▸ **Texto de origen**:
El próximo lunes 5 de septiembre, celebramos en los Estados Unidos el 140 aniversario de la festividad conocida como “Labor Day”. Se trata, en efecto, del Día del Trabajo, pero con el título de este sencillo artículo hemos querido enfatizar la idea de que la celebración no es simplemente para exaltar el concepto o la filosofía de lo que es el trabajo, sino la ocasión precisa para exaltar a los que lo realizan.
Hay tres elementos en la festividad del próximo lunes. Lo primero es que para los estadounidenses tendremos una despedida anticipada a las actividades del verano, de aquí que las playas se aglomeran de bañistas, los parques de atracciones públicas recibirán a millones de visitantes, y en los hogares se reunirán las familias para disfrutar del típico “B.B.Q.”, pues en la mayoría de los casos el período de vacaciones llega a su final. Era costumbre en años anteriores comenzar el curso escolar el primer martes del mes de septiembre de cada año, pero hoy día las actividades de las escuelas comienzan generalmente en la semana final del mes de agosto. El “Labor Day”, sin embargo, es el principio de un cambio en los horarios familiares, en especial para los niños, los padres y los centenares de miles de maestros en el país.
Se estima que cerca de 48 millones de norteamericanos hayan viajado, ya sea por tierra o por avión, para disfrutar de encuentros familiares, o para darle un simpático “hasta la vista” a las habituales actividades veraniegas.
Estados Unidos celebró el Día del Trabajador por primera vez el 5 de septiembre de 1882 en la ciudad de Nueva York. Se le asigna a un líder obrero, llamado Peter J. McGuire, oficial de la entonces vigente organización “Los Caballeros del Trabajo”, y fundador de la agrupación de tipo sindical, la “Unión Fraternal de Carpinteros”, esta celebración inicial que ha alcanzado extraordinaria dimensión histórica.
No existe un testimonio escrito que exponga la razón ideológica, aunque existen argumentos pragmáticos que explican los motivos por los que McGuire escogió la fecha del primer lunes de septiembre para la celebración del Día del Trabajo. Sabido es que esa primera celebración tuvo una significación de tipo espiritual en la que se destacó la dignidad del trabajo y se abogó por los derechos de los trabajadores, promoviéndose entre los mismos, independientemente de la esfera en que se movieran, un movimiento de solidaridad y de unidad organizada.
El escritor Robert J. Myers, autor del libro “Celebrations: the Complete Book of American Holidays”, editado y distribuido por “Hallmark Cards” describe la celebración del primer Día del Trabajo en América con estas palabras: “más de 10,000 trabajadores marcharon alrededor del “Union Square” en la ciudad de Nueva York, dirigidos por “Los Caballeros del Trabajo”. Después hubo bailes, fuegos artificiales, juegos y entretenimientos y un par de discursos en los que se exaltaron los valores del trabajo y de los trabajadores”.

▸ **Instrucciones a seguir**:
Según el artículo sobre el Día del Trabajo, ¿en qué fecha y en qué ciudad se celebró por primera vez esta festividad en Estados Unidos?

▸ **Extracto de datos**:
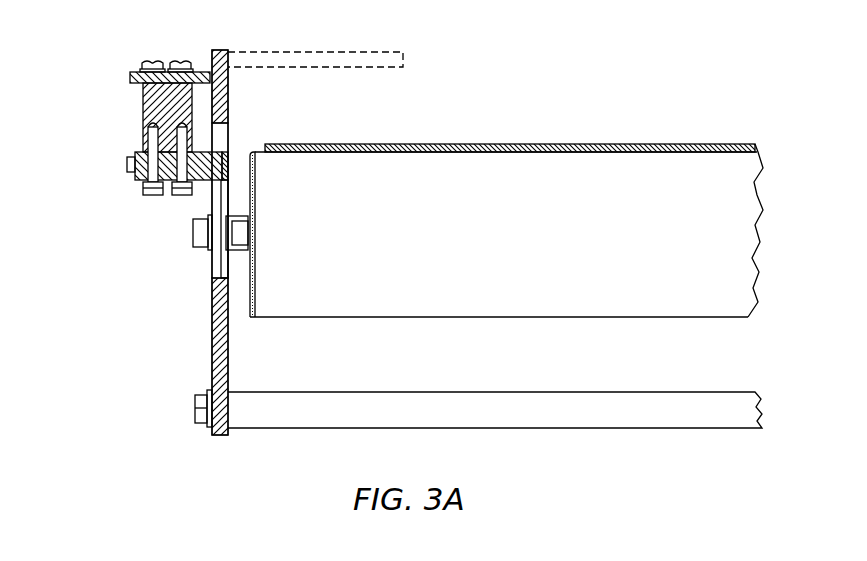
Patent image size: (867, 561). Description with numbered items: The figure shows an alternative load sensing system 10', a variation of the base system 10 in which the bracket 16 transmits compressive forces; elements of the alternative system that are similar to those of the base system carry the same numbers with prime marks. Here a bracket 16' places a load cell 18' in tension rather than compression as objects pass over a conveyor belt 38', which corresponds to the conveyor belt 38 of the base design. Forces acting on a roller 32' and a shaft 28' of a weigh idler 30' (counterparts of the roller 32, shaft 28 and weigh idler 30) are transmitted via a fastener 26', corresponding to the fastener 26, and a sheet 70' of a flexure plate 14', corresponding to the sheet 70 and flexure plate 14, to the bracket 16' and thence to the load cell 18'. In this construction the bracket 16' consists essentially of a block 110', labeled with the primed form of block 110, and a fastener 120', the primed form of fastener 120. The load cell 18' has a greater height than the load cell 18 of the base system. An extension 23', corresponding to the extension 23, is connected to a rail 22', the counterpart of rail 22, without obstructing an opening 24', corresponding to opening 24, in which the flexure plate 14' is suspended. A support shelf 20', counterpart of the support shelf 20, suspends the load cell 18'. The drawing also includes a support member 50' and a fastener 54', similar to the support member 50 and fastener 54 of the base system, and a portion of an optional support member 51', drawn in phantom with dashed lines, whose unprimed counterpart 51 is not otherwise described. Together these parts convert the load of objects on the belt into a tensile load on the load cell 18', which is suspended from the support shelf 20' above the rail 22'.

The alternative system 10' is at (683, 49).
The system 10 is at (683, 49).
The flexure plate 14' is at (302, 234).
The flexure plate 14 is at (302, 234).
The bracket 16' is at (173, 192).
The bracket 16 is at (173, 192).
The load cell 18' is at (131, 112).
The load cell 18 is at (131, 112).
The support shelf 20' is at (169, 98).
The support shelf 20 is at (169, 98).
The rail 22' is at (173, 242).
The rail 22 is at (173, 242).
The extension 23' is at (278, 86).
The extension 23 is at (278, 86).
The opening 24' is at (165, 209).
The opening 24 is at (165, 209).
The fastener 26' is at (164, 235).
The fastener 26 is at (164, 235).
The shaft 28' is at (279, 277).
The shaft 28 is at (279, 277).
The weigh idler 30' is at (505, 227).
The weigh idler 30 is at (505, 227).
The roller 32' is at (499, 339).
The roller 32 is at (499, 339).
The conveyor belt 38' is at (510, 114).
The conveyor belt 38 is at (510, 114).
The support member 50' is at (522, 376).
The support member 50 is at (522, 376).
The optional support member 51' is at (347, 47).
The alternative extension (phantom) 51 is at (347, 47).
The fastener 54' is at (162, 413).
The fastener 54 is at (162, 413).
The sheet 70' is at (277, 221).
The sheet 70 is at (277, 221).
The block 110' is at (287, 144).
The shim 110 is at (287, 144).
The fastener 120' is at (82, 148).
The side bolt 120 is at (82, 148).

▸ **Respuesta escrita**:
El 5 de septiembre de 1882, en la ciudad de Nueva York.